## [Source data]
····················

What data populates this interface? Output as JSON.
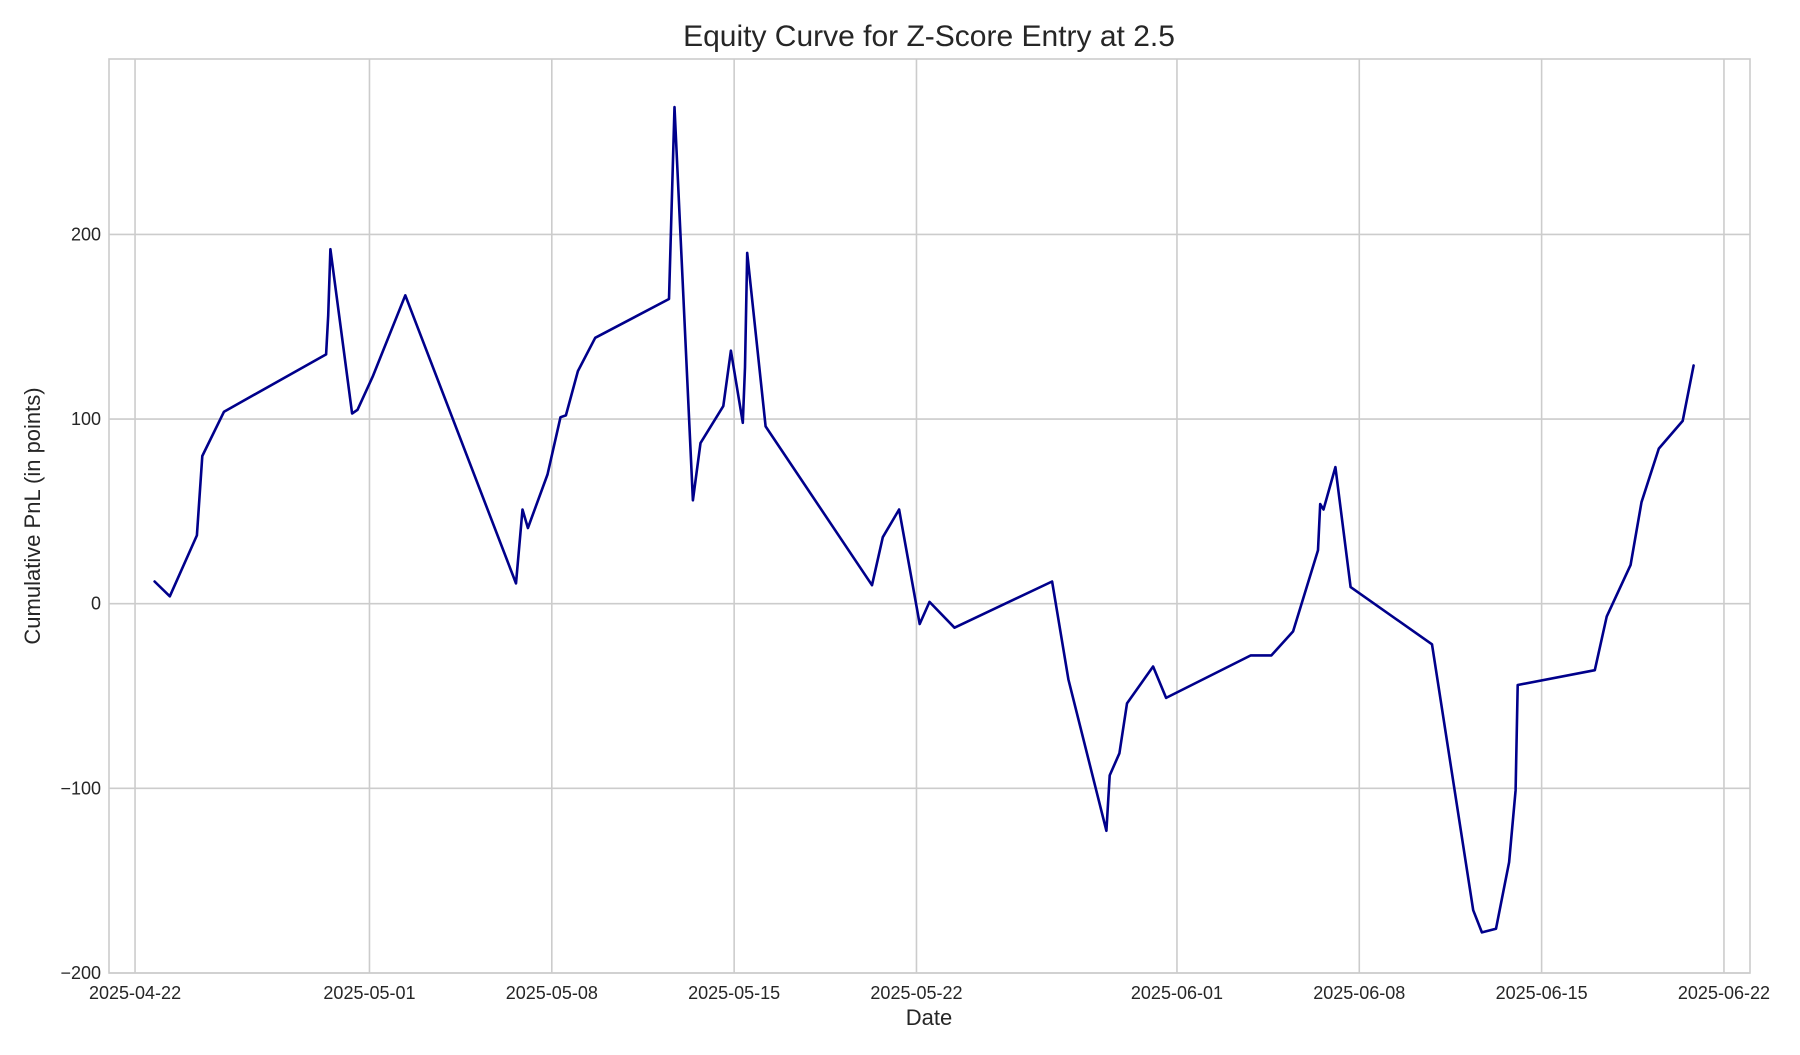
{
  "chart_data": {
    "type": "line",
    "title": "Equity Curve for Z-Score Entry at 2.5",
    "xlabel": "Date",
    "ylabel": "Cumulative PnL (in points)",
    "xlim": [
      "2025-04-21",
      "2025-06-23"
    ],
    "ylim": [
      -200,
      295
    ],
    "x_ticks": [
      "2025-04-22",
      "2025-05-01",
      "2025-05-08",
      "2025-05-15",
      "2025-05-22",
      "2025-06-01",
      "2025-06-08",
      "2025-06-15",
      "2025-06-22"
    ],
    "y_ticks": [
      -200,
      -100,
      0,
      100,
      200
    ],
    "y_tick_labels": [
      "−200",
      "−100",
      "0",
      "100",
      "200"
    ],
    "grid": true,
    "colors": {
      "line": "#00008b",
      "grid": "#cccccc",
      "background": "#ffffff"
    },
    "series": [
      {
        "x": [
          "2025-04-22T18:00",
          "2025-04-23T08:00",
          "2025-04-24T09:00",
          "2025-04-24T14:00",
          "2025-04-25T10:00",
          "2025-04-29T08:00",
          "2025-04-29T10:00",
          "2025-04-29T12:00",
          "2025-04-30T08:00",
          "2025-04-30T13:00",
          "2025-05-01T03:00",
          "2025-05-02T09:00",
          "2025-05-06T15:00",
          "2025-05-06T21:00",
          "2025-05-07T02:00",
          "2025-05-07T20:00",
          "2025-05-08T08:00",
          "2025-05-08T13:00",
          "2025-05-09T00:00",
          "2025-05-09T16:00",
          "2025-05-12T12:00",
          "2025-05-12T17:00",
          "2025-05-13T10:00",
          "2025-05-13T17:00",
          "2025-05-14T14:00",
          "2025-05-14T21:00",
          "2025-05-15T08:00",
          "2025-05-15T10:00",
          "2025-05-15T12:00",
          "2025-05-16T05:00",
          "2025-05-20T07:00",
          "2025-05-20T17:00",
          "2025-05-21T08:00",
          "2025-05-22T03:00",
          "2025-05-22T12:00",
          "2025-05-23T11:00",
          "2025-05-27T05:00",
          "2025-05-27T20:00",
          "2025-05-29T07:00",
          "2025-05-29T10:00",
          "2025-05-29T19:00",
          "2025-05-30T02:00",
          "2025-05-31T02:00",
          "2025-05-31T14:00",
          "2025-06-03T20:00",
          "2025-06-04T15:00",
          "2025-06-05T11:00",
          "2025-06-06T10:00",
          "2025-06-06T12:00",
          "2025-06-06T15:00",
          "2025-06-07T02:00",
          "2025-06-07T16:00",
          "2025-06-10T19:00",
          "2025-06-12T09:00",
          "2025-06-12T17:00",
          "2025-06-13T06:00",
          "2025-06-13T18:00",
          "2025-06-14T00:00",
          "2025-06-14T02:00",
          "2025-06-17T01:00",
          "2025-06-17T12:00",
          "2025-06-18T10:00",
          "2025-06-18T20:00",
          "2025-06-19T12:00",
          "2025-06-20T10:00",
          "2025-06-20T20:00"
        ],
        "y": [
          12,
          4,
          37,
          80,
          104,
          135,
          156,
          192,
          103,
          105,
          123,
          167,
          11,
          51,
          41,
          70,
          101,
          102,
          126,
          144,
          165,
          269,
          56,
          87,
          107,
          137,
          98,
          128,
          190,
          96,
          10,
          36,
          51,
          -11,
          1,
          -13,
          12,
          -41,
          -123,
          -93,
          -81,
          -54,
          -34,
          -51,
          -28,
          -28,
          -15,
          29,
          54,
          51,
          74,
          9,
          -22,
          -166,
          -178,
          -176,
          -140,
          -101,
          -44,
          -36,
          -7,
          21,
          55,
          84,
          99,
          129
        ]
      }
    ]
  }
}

····················

Your task is to reproduce all of the material exactly. The pictures stay out.

What data populates this interface? Output as JSON.
{
  "chart_data": {
    "type": "line",
    "title": "Equity Curve for Z-Score Entry at 2.5",
    "xlabel": "Date",
    "ylabel": "Cumulative PnL (in points)",
    "xlim": [
      "2025-04-21",
      "2025-06-23"
    ],
    "ylim": [
      -200,
      295
    ],
    "x_ticks": [
      "2025-04-22",
      "2025-05-01",
      "2025-05-08",
      "2025-05-15",
      "2025-05-22",
      "2025-06-01",
      "2025-06-08",
      "2025-06-15",
      "2025-06-22"
    ],
    "y_ticks": [
      -200,
      -100,
      0,
      100,
      200
    ],
    "y_tick_labels": [
      "−200",
      "−100",
      "0",
      "100",
      "200"
    ],
    "grid": true,
    "colors": {
      "line": "#00008b",
      "grid": "#cccccc",
      "background": "#ffffff"
    },
    "series": [
      {
        "x": [
          "2025-04-22T18:00",
          "2025-04-23T08:00",
          "2025-04-24T09:00",
          "2025-04-24T14:00",
          "2025-04-25T10:00",
          "2025-04-29T08:00",
          "2025-04-29T10:00",
          "2025-04-29T12:00",
          "2025-04-30T08:00",
          "2025-04-30T13:00",
          "2025-05-01T03:00",
          "2025-05-02T09:00",
          "2025-05-06T15:00",
          "2025-05-06T21:00",
          "2025-05-07T02:00",
          "2025-05-07T20:00",
          "2025-05-08T08:00",
          "2025-05-08T13:00",
          "2025-05-09T00:00",
          "2025-05-09T16:00",
          "2025-05-12T12:00",
          "2025-05-12T17:00",
          "2025-05-13T10:00",
          "2025-05-13T17:00",
          "2025-05-14T14:00",
          "2025-05-14T21:00",
          "2025-05-15T08:00",
          "2025-05-15T10:00",
          "2025-05-15T12:00",
          "2025-05-16T05:00",
          "2025-05-20T07:00",
          "2025-05-20T17:00",
          "2025-05-21T08:00",
          "2025-05-22T03:00",
          "2025-05-22T12:00",
          "2025-05-23T11:00",
          "2025-05-27T05:00",
          "2025-05-27T20:00",
          "2025-05-29T07:00",
          "2025-05-29T10:00",
          "2025-05-29T19:00",
          "2025-05-30T02:00",
          "2025-05-31T02:00",
          "2025-05-31T14:00",
          "2025-06-03T20:00",
          "2025-06-04T15:00",
          "2025-06-05T11:00",
          "2025-06-06T10:00",
          "2025-06-06T12:00",
          "2025-06-06T15:00",
          "2025-06-07T02:00",
          "2025-06-07T16:00",
          "2025-06-10T19:00",
          "2025-06-12T09:00",
          "2025-06-12T17:00",
          "2025-06-13T06:00",
          "2025-06-13T18:00",
          "2025-06-14T00:00",
          "2025-06-14T02:00",
          "2025-06-17T01:00",
          "2025-06-17T12:00",
          "2025-06-18T10:00",
          "2025-06-18T20:00",
          "2025-06-19T12:00",
          "2025-06-20T10:00",
          "2025-06-20T20:00"
        ],
        "y": [
          12,
          4,
          37,
          80,
          104,
          135,
          156,
          192,
          103,
          105,
          123,
          167,
          11,
          51,
          41,
          70,
          101,
          102,
          126,
          144,
          165,
          269,
          56,
          87,
          107,
          137,
          98,
          128,
          190,
          96,
          10,
          36,
          51,
          -11,
          1,
          -13,
          12,
          -41,
          -123,
          -93,
          -81,
          -54,
          -34,
          -51,
          -28,
          -28,
          -15,
          29,
          54,
          51,
          74,
          9,
          -22,
          -166,
          -178,
          -176,
          -140,
          -101,
          -44,
          -36,
          -7,
          21,
          55,
          84,
          99,
          129
        ]
      }
    ]
  }
}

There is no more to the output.